If pictures are present, leave them out, and copy the data word for word.

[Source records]
= = = = = = =

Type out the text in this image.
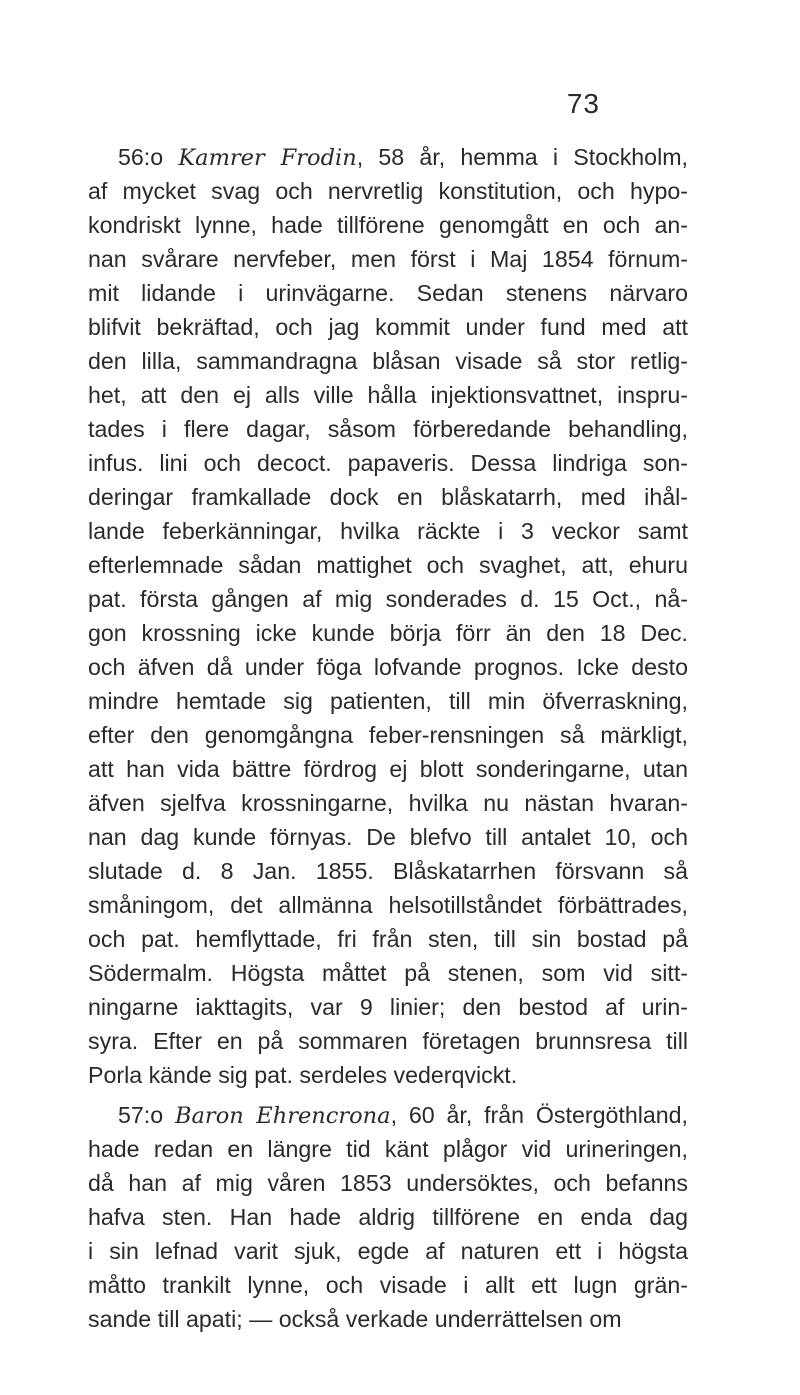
73
56:o Kamrer Frodin, 58 år, hemma i Stockholm,
af mycket svag och nervretlig konstitution, och hypo-
kondriskt lynne, hade tillförene genomgått en och an-
nan svårare nervfeber, men först i Maj 1854 förnum-
mit lidande i urinvägarne. Sedan stenens närvaro
blifvit bekräftad, och jag kommit under fund med att
den lilla, sammandragna blåsan visade så stor retlig-
het, att den ej alls ville hålla injektionsvattnet, inspru-
tades i flere dagar, såsom förberedande behandling,
infus. lini och decoct. papaveris. Dessa lindriga son-
deringar framkallade dock en blåskatarrh, med ihål-
lande feberkänningar, hvilka räckte i 3 veckor samt
efterlemnade sådan mattighet och svaghet, att, ehuru
pat. första gången af mig sonderades d. 15 Oct., nå-
gon krossning icke kunde börja förr än den 18 Dec.
och äfven då under föga lofvande prognos. Icke desto
mindre hemtade sig patienten, till min öfverraskning,
efter den genomgångna feber-rensningen så märkligt,
att han vida bättre fördrog ej blott sonderingarne, utan
äfven sjelfva krossningarne, hvilka nu nästan hvaran-
nan dag kunde förnyas. De blefvo till antalet 10, och
slutade d. 8 Jan. 1855. Blåskatarrhen försvann så
småningom, det allmänna helsotillståndet förbättrades,
och pat. hemflyttade, fri från sten, till sin bostad på
Södermalm. Högsta måttet på stenen, som vid sitt-
ningarne iakttagits, var 9 linier; den bestod af urin-
syra. Efter en på sommaren företagen brunnsresa till
Porla kände sig pat. serdeles vederqvickt.
57:o Baron Ehrencrona, 60 år, från Östergöthland,
hade redan en längre tid känt plågor vid urineringen,
då han af mig våren 1853 undersöktes, och befanns
hafva sten. Han hade aldrig tillförene en enda dag
i sin lefnad varit sjuk, egde af naturen ett i högsta
måtto trankilt lynne, och visade i allt ett lugn grän-
sande till apati; — också verkade underrättelsen om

= = = = = = =

§ **SOLUTION TO THE EXERCISE**:
Type out the text in this image.
73
56:o Kamrer Frodin, 58 år, hemma i Stockholm,
af mycket svag och nervretlig konstitution, och hypo-
kondriskt lynne, hade tillförene genomgått en och an-
nan svårare nervfeber, men först i Maj 1854 förnum-
mit lidande i urinvägarne. Sedan stenens närvaro
blifvit bekräftad, och jag kommit under fund med att
den lilla, sammandragna blåsan visade så stor retlig-
het, att den ej alls ville hålla injektionsvattnet, inspru-
tades i flere dagar, såsom förberedande behandling,
infus. lini och decoct. papaveris. Dessa lindriga son-
deringar framkallade dock en blåskatarrh, med ihål-
lande feberkänningar, hvilka räckte i 3 veckor samt
efterlemnade sådan mattighet och svaghet, att, ehuru
pat. första gången af mig sonderades d. 15 Oct., nå-
gon krossning icke kunde börja förr än den 18 Dec.
och äfven då under föga lofvande prognos. Icke desto
mindre hemtade sig patienten, till min öfverraskning,
efter den genomgångna feber-rensningen så märkligt,
att han vida bättre fördrog ej blott sonderingarne, utan
äfven sjelfva krossningarne, hvilka nu nästan hvaran-
nan dag kunde förnyas. De blefvo till antalet 10, och
slutade d. 8 Jan. 1855. Blåskatarrhen försvann så
småningom, det allmänna helsotillståndet förbättrades,
och pat. hemflyttade, fri från sten, till sin bostad på
Södermalm. Högsta måttet på stenen, som vid sitt-
ningarne iakttagits, var 9 linier; den bestod af urin-
syra. Efter en på sommaren företagen brunnsresa till
Porla kände sig pat. serdeles vederqvickt.
57:o Baron Ehrencrona, 60 år, från Östergöthland,
hade redan en längre tid känt plågor vid urineringen,
då han af mig våren 1853 undersöktes, och befanns
hafva sten. Han hade aldrig tillförene en enda dag
i sin lefnad varit sjuk, egde af naturen ett i högsta
måtto trankilt lynne, och visade i allt ett lugn grän-
sande till apati; — också verkade underrättelsen om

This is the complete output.